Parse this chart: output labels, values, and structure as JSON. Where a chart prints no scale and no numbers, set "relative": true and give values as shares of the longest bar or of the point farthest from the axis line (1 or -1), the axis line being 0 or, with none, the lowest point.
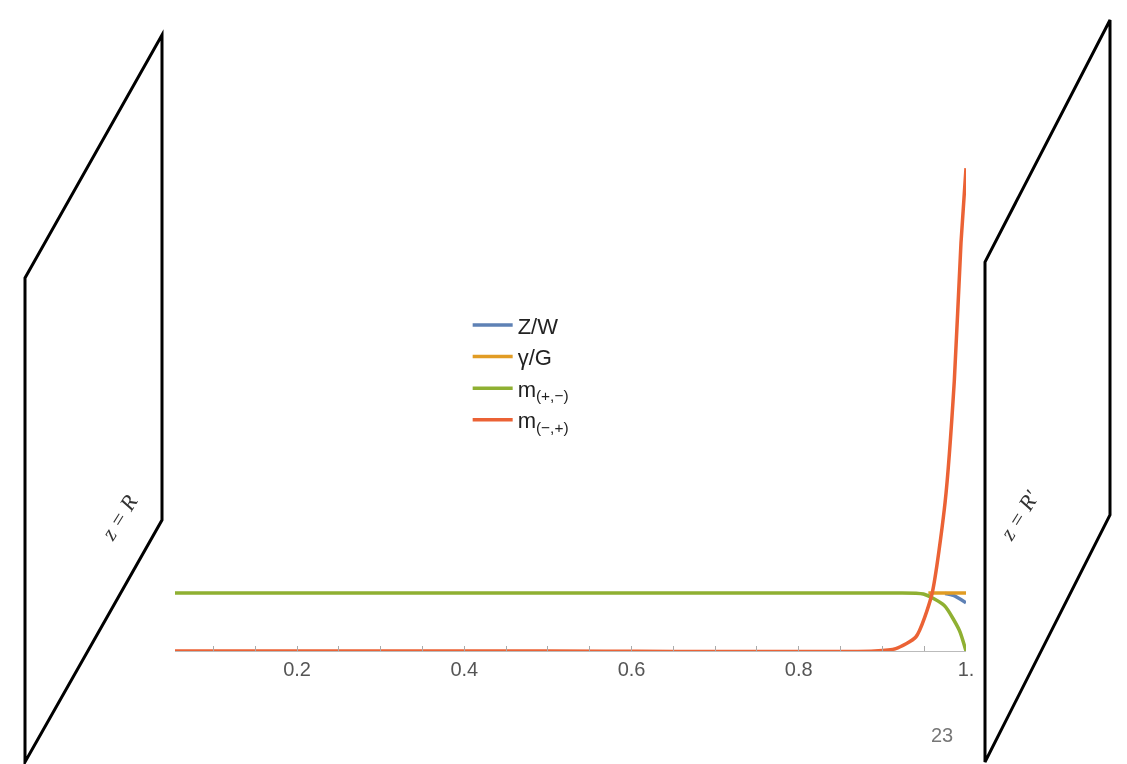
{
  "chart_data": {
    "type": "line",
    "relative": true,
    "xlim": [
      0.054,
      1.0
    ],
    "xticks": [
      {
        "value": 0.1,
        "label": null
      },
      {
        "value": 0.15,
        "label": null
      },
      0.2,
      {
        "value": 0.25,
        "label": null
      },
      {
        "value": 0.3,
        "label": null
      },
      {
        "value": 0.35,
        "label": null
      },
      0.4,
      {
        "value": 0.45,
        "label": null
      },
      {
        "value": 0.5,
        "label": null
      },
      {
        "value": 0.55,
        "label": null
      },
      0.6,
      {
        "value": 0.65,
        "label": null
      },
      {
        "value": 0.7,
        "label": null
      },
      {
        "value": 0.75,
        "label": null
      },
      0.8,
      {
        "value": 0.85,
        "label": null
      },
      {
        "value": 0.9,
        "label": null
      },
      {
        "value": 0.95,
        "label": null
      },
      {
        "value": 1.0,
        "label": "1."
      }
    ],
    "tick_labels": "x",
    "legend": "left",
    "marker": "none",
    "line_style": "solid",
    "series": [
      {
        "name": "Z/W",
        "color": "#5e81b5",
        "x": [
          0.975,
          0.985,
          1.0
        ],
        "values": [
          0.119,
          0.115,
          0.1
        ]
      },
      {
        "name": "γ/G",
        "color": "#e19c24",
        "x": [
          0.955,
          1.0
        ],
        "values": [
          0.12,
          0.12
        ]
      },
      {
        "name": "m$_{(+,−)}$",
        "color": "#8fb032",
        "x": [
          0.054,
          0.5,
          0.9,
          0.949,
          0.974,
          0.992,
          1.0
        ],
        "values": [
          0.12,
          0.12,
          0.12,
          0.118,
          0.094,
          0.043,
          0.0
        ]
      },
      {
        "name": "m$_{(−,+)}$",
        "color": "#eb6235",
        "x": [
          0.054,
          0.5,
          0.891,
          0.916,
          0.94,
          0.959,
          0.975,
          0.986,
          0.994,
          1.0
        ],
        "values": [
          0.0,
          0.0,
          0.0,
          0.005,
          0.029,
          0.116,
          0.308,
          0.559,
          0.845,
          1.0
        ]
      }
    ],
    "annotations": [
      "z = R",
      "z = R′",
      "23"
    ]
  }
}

Aim »
Without the pictures, retype the whole of the material above exactly.

Result of the task »
Parse this chart: output labels, values, and structure as JSON. Where a chart prints no scale and no numbers, set "relative": true and give values as shares of the longest bar or of the point farthest from the axis line (1 or -1), the axis line being 0 or, with none, the lowest point.
{
  "chart_data": {
    "type": "line",
    "relative": true,
    "xlim": [
      0.054,
      1.0
    ],
    "xticks": [
      {
        "value": 0.1,
        "label": null
      },
      {
        "value": 0.15,
        "label": null
      },
      0.2,
      {
        "value": 0.25,
        "label": null
      },
      {
        "value": 0.3,
        "label": null
      },
      {
        "value": 0.35,
        "label": null
      },
      0.4,
      {
        "value": 0.45,
        "label": null
      },
      {
        "value": 0.5,
        "label": null
      },
      {
        "value": 0.55,
        "label": null
      },
      0.6,
      {
        "value": 0.65,
        "label": null
      },
      {
        "value": 0.7,
        "label": null
      },
      {
        "value": 0.75,
        "label": null
      },
      0.8,
      {
        "value": 0.85,
        "label": null
      },
      {
        "value": 0.9,
        "label": null
      },
      {
        "value": 0.95,
        "label": null
      },
      {
        "value": 1.0,
        "label": "1."
      }
    ],
    "tick_labels": "x",
    "legend": "left",
    "marker": "none",
    "line_style": "solid",
    "series": [
      {
        "name": "Z/W",
        "color": "#5e81b5",
        "x": [
          0.975,
          0.985,
          1.0
        ],
        "values": [
          0.119,
          0.115,
          0.1
        ]
      },
      {
        "name": "γ/G",
        "color": "#e19c24",
        "x": [
          0.955,
          1.0
        ],
        "values": [
          0.12,
          0.12
        ]
      },
      {
        "name": "m$_{(+,−)}$",
        "color": "#8fb032",
        "x": [
          0.054,
          0.5,
          0.9,
          0.949,
          0.974,
          0.992,
          1.0
        ],
        "values": [
          0.12,
          0.12,
          0.12,
          0.118,
          0.094,
          0.043,
          0.0
        ]
      },
      {
        "name": "m$_{(−,+)}$",
        "color": "#eb6235",
        "x": [
          0.054,
          0.5,
          0.891,
          0.916,
          0.94,
          0.959,
          0.975,
          0.986,
          0.994,
          1.0
        ],
        "values": [
          0.0,
          0.0,
          0.0,
          0.005,
          0.029,
          0.116,
          0.308,
          0.559,
          0.845,
          1.0
        ]
      }
    ],
    "annotations": [
      "z = R",
      "z = R′",
      "23"
    ]
  }
}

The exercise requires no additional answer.